**WHAT IS ASKED:** Reproduce every record below exactly as it appears.

----------------

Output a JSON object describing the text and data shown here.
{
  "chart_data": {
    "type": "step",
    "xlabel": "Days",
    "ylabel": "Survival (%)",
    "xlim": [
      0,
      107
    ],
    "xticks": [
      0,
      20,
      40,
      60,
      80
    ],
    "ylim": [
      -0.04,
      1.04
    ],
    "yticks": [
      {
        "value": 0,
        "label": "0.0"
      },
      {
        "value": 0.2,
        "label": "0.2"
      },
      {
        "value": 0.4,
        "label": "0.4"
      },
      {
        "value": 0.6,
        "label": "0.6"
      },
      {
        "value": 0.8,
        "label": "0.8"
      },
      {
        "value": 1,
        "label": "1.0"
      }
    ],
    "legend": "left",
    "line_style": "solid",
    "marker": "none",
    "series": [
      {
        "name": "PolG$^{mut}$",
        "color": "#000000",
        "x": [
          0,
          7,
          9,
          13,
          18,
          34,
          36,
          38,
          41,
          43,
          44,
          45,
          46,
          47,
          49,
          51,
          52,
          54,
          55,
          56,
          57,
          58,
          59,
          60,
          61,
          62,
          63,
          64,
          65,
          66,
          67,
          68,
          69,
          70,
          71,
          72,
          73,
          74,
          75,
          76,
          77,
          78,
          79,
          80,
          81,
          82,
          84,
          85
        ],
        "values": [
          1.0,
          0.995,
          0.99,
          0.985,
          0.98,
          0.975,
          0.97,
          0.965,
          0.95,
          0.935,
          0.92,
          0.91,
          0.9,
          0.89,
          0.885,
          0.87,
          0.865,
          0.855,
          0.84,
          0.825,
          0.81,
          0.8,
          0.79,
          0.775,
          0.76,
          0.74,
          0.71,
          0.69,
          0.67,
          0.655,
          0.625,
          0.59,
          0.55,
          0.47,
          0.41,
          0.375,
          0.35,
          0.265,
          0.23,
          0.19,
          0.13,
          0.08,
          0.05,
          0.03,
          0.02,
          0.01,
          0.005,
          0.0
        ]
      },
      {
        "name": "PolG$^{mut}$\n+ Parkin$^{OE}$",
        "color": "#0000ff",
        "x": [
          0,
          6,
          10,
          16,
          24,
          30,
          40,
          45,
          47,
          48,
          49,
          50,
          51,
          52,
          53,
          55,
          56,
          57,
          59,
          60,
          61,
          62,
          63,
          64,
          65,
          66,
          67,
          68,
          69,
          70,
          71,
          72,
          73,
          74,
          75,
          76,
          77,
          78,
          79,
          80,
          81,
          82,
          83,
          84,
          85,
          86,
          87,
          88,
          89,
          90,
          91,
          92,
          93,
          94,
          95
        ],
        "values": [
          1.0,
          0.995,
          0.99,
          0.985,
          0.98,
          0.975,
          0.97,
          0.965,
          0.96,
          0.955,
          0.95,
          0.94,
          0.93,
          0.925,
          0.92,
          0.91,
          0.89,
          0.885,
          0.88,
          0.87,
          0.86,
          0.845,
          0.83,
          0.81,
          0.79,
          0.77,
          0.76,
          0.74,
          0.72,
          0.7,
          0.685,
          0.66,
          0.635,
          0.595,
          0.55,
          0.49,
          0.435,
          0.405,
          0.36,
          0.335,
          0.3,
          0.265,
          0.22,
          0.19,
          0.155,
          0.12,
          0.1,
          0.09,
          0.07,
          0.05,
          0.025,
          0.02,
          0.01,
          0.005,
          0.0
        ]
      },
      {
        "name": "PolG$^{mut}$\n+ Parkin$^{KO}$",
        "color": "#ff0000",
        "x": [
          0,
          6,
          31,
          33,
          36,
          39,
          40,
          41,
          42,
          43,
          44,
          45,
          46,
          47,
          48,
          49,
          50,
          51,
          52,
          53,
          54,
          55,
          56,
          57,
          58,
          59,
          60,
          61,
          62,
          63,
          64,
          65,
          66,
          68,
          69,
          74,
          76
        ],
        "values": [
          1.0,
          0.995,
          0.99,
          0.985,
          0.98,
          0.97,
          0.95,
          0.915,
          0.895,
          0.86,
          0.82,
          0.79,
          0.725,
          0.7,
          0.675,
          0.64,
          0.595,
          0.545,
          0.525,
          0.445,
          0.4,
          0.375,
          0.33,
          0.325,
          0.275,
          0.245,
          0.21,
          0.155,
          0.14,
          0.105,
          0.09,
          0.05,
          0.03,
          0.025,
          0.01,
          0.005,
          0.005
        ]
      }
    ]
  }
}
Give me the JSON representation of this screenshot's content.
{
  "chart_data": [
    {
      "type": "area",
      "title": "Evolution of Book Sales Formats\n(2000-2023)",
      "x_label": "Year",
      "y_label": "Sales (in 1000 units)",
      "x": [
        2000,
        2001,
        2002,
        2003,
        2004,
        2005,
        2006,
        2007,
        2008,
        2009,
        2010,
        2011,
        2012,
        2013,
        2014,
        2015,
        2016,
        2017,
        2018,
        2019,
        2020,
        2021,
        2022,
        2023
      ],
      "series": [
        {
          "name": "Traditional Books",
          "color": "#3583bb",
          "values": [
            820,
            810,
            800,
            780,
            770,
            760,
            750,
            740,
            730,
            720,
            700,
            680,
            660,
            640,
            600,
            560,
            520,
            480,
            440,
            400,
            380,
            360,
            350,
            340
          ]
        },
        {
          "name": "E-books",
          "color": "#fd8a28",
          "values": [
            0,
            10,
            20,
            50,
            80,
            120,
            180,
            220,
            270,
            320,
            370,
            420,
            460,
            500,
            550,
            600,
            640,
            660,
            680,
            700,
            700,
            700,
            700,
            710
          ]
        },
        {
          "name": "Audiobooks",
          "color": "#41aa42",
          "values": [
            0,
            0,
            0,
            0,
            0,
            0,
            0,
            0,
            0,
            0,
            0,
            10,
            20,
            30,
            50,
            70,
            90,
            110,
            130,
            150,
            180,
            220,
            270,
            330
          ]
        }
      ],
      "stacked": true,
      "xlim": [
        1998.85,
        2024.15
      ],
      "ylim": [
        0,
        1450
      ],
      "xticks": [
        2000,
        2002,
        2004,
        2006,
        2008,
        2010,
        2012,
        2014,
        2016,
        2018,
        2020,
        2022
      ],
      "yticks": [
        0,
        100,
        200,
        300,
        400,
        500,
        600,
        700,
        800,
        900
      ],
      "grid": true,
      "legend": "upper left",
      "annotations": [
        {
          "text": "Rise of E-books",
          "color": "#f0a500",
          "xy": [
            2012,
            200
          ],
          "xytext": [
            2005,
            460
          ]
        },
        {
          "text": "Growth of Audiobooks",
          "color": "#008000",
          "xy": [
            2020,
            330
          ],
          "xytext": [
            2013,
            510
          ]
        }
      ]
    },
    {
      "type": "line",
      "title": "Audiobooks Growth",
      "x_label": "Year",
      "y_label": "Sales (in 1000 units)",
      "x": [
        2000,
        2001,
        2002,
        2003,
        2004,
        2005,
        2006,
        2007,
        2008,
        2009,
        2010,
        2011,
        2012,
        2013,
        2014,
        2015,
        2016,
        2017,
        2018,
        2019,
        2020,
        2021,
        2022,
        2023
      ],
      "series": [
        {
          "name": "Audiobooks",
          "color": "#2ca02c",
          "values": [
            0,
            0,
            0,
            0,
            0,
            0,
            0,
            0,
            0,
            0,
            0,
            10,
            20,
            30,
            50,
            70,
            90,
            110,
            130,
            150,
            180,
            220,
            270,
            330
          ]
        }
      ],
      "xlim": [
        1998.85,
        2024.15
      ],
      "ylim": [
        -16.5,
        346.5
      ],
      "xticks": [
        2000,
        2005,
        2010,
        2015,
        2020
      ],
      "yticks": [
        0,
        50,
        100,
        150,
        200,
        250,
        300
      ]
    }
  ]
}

----------------

**RESULT OF THE EXERCISE:**
Output a JSON object describing the text and data shown here.
{
  "chart_data": {
    "type": "step",
    "xlabel": "Days",
    "ylabel": "Survival (%)",
    "xlim": [
      0,
      107
    ],
    "xticks": [
      0,
      20,
      40,
      60,
      80
    ],
    "ylim": [
      -0.04,
      1.04
    ],
    "yticks": [
      {
        "value": 0,
        "label": "0.0"
      },
      {
        "value": 0.2,
        "label": "0.2"
      },
      {
        "value": 0.4,
        "label": "0.4"
      },
      {
        "value": 0.6,
        "label": "0.6"
      },
      {
        "value": 0.8,
        "label": "0.8"
      },
      {
        "value": 1,
        "label": "1.0"
      }
    ],
    "legend": "left",
    "line_style": "solid",
    "marker": "none",
    "series": [
      {
        "name": "PolG$^{mut}$",
        "color": "#000000",
        "x": [
          0,
          7,
          9,
          13,
          18,
          34,
          36,
          38,
          41,
          43,
          44,
          45,
          46,
          47,
          49,
          51,
          52,
          54,
          55,
          56,
          57,
          58,
          59,
          60,
          61,
          62,
          63,
          64,
          65,
          66,
          67,
          68,
          69,
          70,
          71,
          72,
          73,
          74,
          75,
          76,
          77,
          78,
          79,
          80,
          81,
          82,
          84,
          85
        ],
        "values": [
          1.0,
          0.995,
          0.99,
          0.985,
          0.98,
          0.975,
          0.97,
          0.965,
          0.95,
          0.935,
          0.92,
          0.91,
          0.9,
          0.89,
          0.885,
          0.87,
          0.865,
          0.855,
          0.84,
          0.825,
          0.81,
          0.8,
          0.79,
          0.775,
          0.76,
          0.74,
          0.71,
          0.69,
          0.67,
          0.655,
          0.625,
          0.59,
          0.55,
          0.47,
          0.41,
          0.375,
          0.35,
          0.265,
          0.23,
          0.19,
          0.13,
          0.08,
          0.05,
          0.03,
          0.02,
          0.01,
          0.005,
          0.0
        ]
      },
      {
        "name": "PolG$^{mut}$\n+ Parkin$^{OE}$",
        "color": "#0000ff",
        "x": [
          0,
          6,
          10,
          16,
          24,
          30,
          40,
          45,
          47,
          48,
          49,
          50,
          51,
          52,
          53,
          55,
          56,
          57,
          59,
          60,
          61,
          62,
          63,
          64,
          65,
          66,
          67,
          68,
          69,
          70,
          71,
          72,
          73,
          74,
          75,
          76,
          77,
          78,
          79,
          80,
          81,
          82,
          83,
          84,
          85,
          86,
          87,
          88,
          89,
          90,
          91,
          92,
          93,
          94,
          95
        ],
        "values": [
          1.0,
          0.995,
          0.99,
          0.985,
          0.98,
          0.975,
          0.97,
          0.965,
          0.96,
          0.955,
          0.95,
          0.94,
          0.93,
          0.925,
          0.92,
          0.91,
          0.89,
          0.885,
          0.88,
          0.87,
          0.86,
          0.845,
          0.83,
          0.81,
          0.79,
          0.77,
          0.76,
          0.74,
          0.72,
          0.7,
          0.685,
          0.66,
          0.635,
          0.595,
          0.55,
          0.49,
          0.435,
          0.405,
          0.36,
          0.335,
          0.3,
          0.265,
          0.22,
          0.19,
          0.155,
          0.12,
          0.1,
          0.09,
          0.07,
          0.05,
          0.025,
          0.02,
          0.01,
          0.005,
          0.0
        ]
      },
      {
        "name": "PolG$^{mut}$\n+ Parkin$^{KO}$",
        "color": "#ff0000",
        "x": [
          0,
          6,
          31,
          33,
          36,
          39,
          40,
          41,
          42,
          43,
          44,
          45,
          46,
          47,
          48,
          49,
          50,
          51,
          52,
          53,
          54,
          55,
          56,
          57,
          58,
          59,
          60,
          61,
          62,
          63,
          64,
          65,
          66,
          68,
          69,
          74,
          76
        ],
        "values": [
          1.0,
          0.995,
          0.99,
          0.985,
          0.98,
          0.97,
          0.95,
          0.915,
          0.895,
          0.86,
          0.82,
          0.79,
          0.725,
          0.7,
          0.675,
          0.64,
          0.595,
          0.545,
          0.525,
          0.445,
          0.4,
          0.375,
          0.33,
          0.325,
          0.275,
          0.245,
          0.21,
          0.155,
          0.14,
          0.105,
          0.09,
          0.05,
          0.03,
          0.025,
          0.01,
          0.005,
          0.005
        ]
      }
    ]
  }
}
Give me the JSON representation of this screenshot's content.
{
  "chart_data": [
    {
      "type": "area",
      "title": "Evolution of Book Sales Formats\n(2000-2023)",
      "x_label": "Year",
      "y_label": "Sales (in 1000 units)",
      "x": [
        2000,
        2001,
        2002,
        2003,
        2004,
        2005,
        2006,
        2007,
        2008,
        2009,
        2010,
        2011,
        2012,
        2013,
        2014,
        2015,
        2016,
        2017,
        2018,
        2019,
        2020,
        2021,
        2022,
        2023
      ],
      "series": [
        {
          "name": "Traditional Books",
          "color": "#3583bb",
          "values": [
            820,
            810,
            800,
            780,
            770,
            760,
            750,
            740,
            730,
            720,
            700,
            680,
            660,
            640,
            600,
            560,
            520,
            480,
            440,
            400,
            380,
            360,
            350,
            340
          ]
        },
        {
          "name": "E-books",
          "color": "#fd8a28",
          "values": [
            0,
            10,
            20,
            50,
            80,
            120,
            180,
            220,
            270,
            320,
            370,
            420,
            460,
            500,
            550,
            600,
            640,
            660,
            680,
            700,
            700,
            700,
            700,
            710
          ]
        },
        {
          "name": "Audiobooks",
          "color": "#41aa42",
          "values": [
            0,
            0,
            0,
            0,
            0,
            0,
            0,
            0,
            0,
            0,
            0,
            10,
            20,
            30,
            50,
            70,
            90,
            110,
            130,
            150,
            180,
            220,
            270,
            330
          ]
        }
      ],
      "stacked": true,
      "xlim": [
        1998.85,
        2024.15
      ],
      "ylim": [
        0,
        1450
      ],
      "xticks": [
        2000,
        2002,
        2004,
        2006,
        2008,
        2010,
        2012,
        2014,
        2016,
        2018,
        2020,
        2022
      ],
      "yticks": [
        0,
        100,
        200,
        300,
        400,
        500,
        600,
        700,
        800,
        900
      ],
      "grid": true,
      "legend": "upper left",
      "annotations": [
        {
          "text": "Rise of E-books",
          "color": "#f0a500",
          "xy": [
            2012,
            200
          ],
          "xytext": [
            2005,
            460
          ]
        },
        {
          "text": "Growth of Audiobooks",
          "color": "#008000",
          "xy": [
            2020,
            330
          ],
          "xytext": [
            2013,
            510
          ]
        }
      ]
    },
    {
      "type": "line",
      "title": "Audiobooks Growth",
      "x_label": "Year",
      "y_label": "Sales (in 1000 units)",
      "x": [
        2000,
        2001,
        2002,
        2003,
        2004,
        2005,
        2006,
        2007,
        2008,
        2009,
        2010,
        2011,
        2012,
        2013,
        2014,
        2015,
        2016,
        2017,
        2018,
        2019,
        2020,
        2021,
        2022,
        2023
      ],
      "series": [
        {
          "name": "Audiobooks",
          "color": "#2ca02c",
          "values": [
            0,
            0,
            0,
            0,
            0,
            0,
            0,
            0,
            0,
            0,
            0,
            10,
            20,
            30,
            50,
            70,
            90,
            110,
            130,
            150,
            180,
            220,
            270,
            330
          ]
        }
      ],
      "xlim": [
        1998.85,
        2024.15
      ],
      "ylim": [
        -16.5,
        346.5
      ],
      "xticks": [
        2000,
        2005,
        2010,
        2015,
        2020
      ],
      "yticks": [
        0,
        50,
        100,
        150,
        200,
        250,
        300
      ]
    }
  ]
}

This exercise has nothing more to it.